What to do |
Give the entries back exactly, dropping each image.

Supplied entries |

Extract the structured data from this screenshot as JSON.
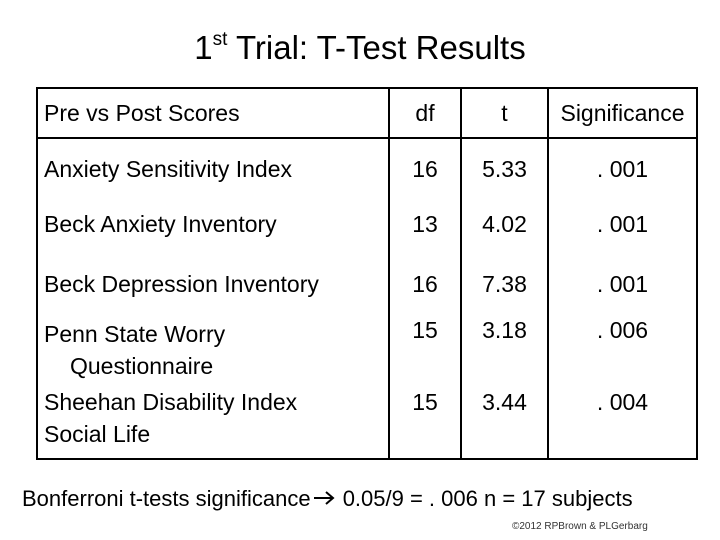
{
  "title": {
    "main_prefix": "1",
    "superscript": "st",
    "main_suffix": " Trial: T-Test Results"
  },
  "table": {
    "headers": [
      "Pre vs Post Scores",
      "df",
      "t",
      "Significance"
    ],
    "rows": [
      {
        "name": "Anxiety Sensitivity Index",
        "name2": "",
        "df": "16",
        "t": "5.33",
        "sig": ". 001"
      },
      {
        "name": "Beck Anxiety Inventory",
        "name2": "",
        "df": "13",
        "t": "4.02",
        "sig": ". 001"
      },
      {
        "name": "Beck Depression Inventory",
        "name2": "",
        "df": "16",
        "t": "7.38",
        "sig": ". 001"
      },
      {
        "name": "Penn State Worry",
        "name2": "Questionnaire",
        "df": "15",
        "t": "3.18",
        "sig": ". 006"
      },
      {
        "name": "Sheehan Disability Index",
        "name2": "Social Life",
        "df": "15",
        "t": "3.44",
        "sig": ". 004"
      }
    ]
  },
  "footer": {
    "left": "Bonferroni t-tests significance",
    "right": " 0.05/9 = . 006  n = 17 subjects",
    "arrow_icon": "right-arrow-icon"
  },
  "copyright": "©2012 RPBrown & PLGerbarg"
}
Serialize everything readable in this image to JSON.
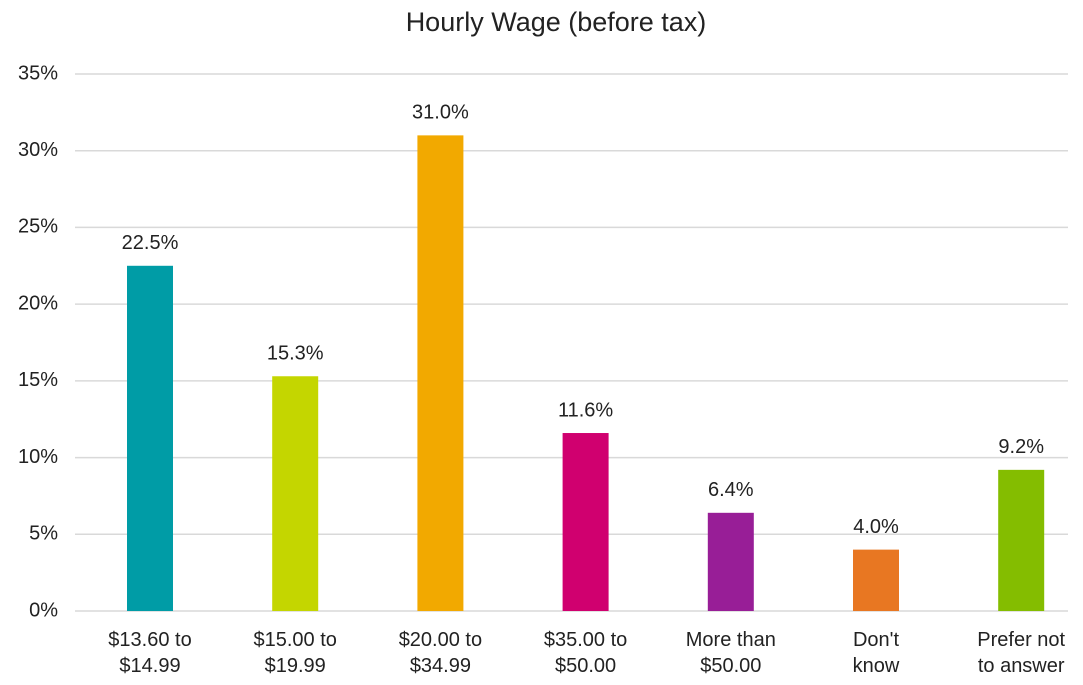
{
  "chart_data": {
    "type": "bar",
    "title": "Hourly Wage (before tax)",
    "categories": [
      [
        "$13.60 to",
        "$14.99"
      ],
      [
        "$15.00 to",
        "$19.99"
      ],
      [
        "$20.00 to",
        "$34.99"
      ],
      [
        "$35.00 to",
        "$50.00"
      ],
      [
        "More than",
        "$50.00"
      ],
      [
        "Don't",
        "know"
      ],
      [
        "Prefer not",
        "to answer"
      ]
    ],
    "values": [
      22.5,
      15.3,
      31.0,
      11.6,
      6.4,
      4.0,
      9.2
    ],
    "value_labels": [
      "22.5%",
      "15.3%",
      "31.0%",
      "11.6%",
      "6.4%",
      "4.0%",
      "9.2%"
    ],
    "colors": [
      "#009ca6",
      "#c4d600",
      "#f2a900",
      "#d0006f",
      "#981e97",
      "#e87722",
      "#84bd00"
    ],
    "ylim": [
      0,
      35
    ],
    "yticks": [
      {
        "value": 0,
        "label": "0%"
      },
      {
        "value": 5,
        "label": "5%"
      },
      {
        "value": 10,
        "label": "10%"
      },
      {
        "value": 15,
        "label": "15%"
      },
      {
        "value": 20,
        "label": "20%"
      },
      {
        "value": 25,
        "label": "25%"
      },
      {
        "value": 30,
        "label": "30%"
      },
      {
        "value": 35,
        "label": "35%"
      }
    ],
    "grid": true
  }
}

Result of this task |
Extract the structured data from this screenshot as JSON.
{
  "title": {
    "main_prefix": "1",
    "superscript": "st",
    "main_suffix": " Trial: T-Test Results"
  },
  "table": {
    "headers": [
      "Pre vs Post Scores",
      "df",
      "t",
      "Significance"
    ],
    "rows": [
      {
        "name": "Anxiety Sensitivity Index",
        "name2": "",
        "df": "16",
        "t": "5.33",
        "sig": ". 001"
      },
      {
        "name": "Beck Anxiety Inventory",
        "name2": "",
        "df": "13",
        "t": "4.02",
        "sig": ". 001"
      },
      {
        "name": "Beck Depression Inventory",
        "name2": "",
        "df": "16",
        "t": "7.38",
        "sig": ". 001"
      },
      {
        "name": "Penn State Worry",
        "name2": "Questionnaire",
        "df": "15",
        "t": "3.18",
        "sig": ". 006"
      },
      {
        "name": "Sheehan Disability Index",
        "name2": "Social Life",
        "df": "15",
        "t": "3.44",
        "sig": ". 004"
      }
    ]
  },
  "footer": {
    "left": "Bonferroni t-tests significance",
    "right": " 0.05/9 = . 006  n = 17 subjects",
    "arrow_icon": "right-arrow-icon"
  },
  "copyright": "©2012 RPBrown & PLGerbarg"
}
Serialize everything readable in this image to JSON.
{
  "chart_data": {
    "type": "bar",
    "title": "Hourly Wage (before tax)",
    "categories": [
      [
        "$13.60 to",
        "$14.99"
      ],
      [
        "$15.00 to",
        "$19.99"
      ],
      [
        "$20.00 to",
        "$34.99"
      ],
      [
        "$35.00 to",
        "$50.00"
      ],
      [
        "More than",
        "$50.00"
      ],
      [
        "Don't",
        "know"
      ],
      [
        "Prefer not",
        "to answer"
      ]
    ],
    "values": [
      22.5,
      15.3,
      31.0,
      11.6,
      6.4,
      4.0,
      9.2
    ],
    "value_labels": [
      "22.5%",
      "15.3%",
      "31.0%",
      "11.6%",
      "6.4%",
      "4.0%",
      "9.2%"
    ],
    "colors": [
      "#009ca6",
      "#c4d600",
      "#f2a900",
      "#d0006f",
      "#981e97",
      "#e87722",
      "#84bd00"
    ],
    "ylim": [
      0,
      35
    ],
    "yticks": [
      {
        "value": 0,
        "label": "0%"
      },
      {
        "value": 5,
        "label": "5%"
      },
      {
        "value": 10,
        "label": "10%"
      },
      {
        "value": 15,
        "label": "15%"
      },
      {
        "value": 20,
        "label": "20%"
      },
      {
        "value": 25,
        "label": "25%"
      },
      {
        "value": 30,
        "label": "30%"
      },
      {
        "value": 35,
        "label": "35%"
      }
    ],
    "grid": true
  }
}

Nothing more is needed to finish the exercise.